A block of data:
--*--

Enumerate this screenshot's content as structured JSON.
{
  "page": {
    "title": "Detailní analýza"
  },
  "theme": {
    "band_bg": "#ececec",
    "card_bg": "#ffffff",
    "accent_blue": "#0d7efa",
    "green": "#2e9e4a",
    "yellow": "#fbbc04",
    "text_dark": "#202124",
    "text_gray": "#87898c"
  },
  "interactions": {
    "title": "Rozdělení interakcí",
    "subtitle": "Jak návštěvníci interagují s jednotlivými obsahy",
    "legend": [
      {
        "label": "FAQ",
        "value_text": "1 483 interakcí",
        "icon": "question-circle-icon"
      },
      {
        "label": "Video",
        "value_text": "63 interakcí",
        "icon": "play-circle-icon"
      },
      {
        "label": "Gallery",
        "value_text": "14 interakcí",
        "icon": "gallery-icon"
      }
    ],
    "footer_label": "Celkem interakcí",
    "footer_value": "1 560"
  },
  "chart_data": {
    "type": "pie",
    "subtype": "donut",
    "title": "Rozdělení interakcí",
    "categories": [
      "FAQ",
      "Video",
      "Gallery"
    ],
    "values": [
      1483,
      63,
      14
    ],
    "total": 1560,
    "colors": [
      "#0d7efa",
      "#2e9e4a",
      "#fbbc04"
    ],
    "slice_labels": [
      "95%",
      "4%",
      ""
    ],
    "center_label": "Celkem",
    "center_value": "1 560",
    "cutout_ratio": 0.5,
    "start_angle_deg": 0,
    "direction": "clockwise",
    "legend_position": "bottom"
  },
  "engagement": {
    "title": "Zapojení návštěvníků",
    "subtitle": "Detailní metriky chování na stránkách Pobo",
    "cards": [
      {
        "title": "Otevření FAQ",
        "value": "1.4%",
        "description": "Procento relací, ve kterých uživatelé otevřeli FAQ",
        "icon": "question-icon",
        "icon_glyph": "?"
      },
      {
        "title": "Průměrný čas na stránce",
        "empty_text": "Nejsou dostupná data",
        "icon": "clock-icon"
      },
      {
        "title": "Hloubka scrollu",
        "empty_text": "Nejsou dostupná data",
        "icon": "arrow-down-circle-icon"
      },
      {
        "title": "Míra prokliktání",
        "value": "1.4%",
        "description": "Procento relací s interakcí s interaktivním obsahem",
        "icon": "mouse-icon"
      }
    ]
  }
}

--*--

AIM:
Go through the entries and repeat each one exactly.

FULL OUTPUT:
Enumerate this screenshot's content as structured JSON.
{
  "page": {
    "title": "Detailní analýza"
  },
  "theme": {
    "band_bg": "#ececec",
    "card_bg": "#ffffff",
    "accent_blue": "#0d7efa",
    "green": "#2e9e4a",
    "yellow": "#fbbc04",
    "text_dark": "#202124",
    "text_gray": "#87898c"
  },
  "interactions": {
    "title": "Rozdělení interakcí",
    "subtitle": "Jak návštěvníci interagují s jednotlivými obsahy",
    "legend": [
      {
        "label": "FAQ",
        "value_text": "1 483 interakcí",
        "icon": "question-circle-icon"
      },
      {
        "label": "Video",
        "value_text": "63 interakcí",
        "icon": "play-circle-icon"
      },
      {
        "label": "Gallery",
        "value_text": "14 interakcí",
        "icon": "gallery-icon"
      }
    ],
    "footer_label": "Celkem interakcí",
    "footer_value": "1 560"
  },
  "chart_data": {
    "type": "pie",
    "subtype": "donut",
    "title": "Rozdělení interakcí",
    "categories": [
      "FAQ",
      "Video",
      "Gallery"
    ],
    "values": [
      1483,
      63,
      14
    ],
    "total": 1560,
    "colors": [
      "#0d7efa",
      "#2e9e4a",
      "#fbbc04"
    ],
    "slice_labels": [
      "95%",
      "4%",
      ""
    ],
    "center_label": "Celkem",
    "center_value": "1 560",
    "cutout_ratio": 0.5,
    "start_angle_deg": 0,
    "direction": "clockwise",
    "legend_position": "bottom"
  },
  "engagement": {
    "title": "Zapojení návštěvníků",
    "subtitle": "Detailní metriky chování na stránkách Pobo",
    "cards": [
      {
        "title": "Otevření FAQ",
        "value": "1.4%",
        "description": "Procento relací, ve kterých uživatelé otevřeli FAQ",
        "icon": "question-icon",
        "icon_glyph": "?"
      },
      {
        "title": "Průměrný čas na stránce",
        "empty_text": "Nejsou dostupná data",
        "icon": "clock-icon"
      },
      {
        "title": "Hloubka scrollu",
        "empty_text": "Nejsou dostupná data",
        "icon": "arrow-down-circle-icon"
      },
      {
        "title": "Míra prokliktání",
        "value": "1.4%",
        "description": "Procento relací s interakcí s interaktivním obsahem",
        "icon": "mouse-icon"
      }
    ]
  }
}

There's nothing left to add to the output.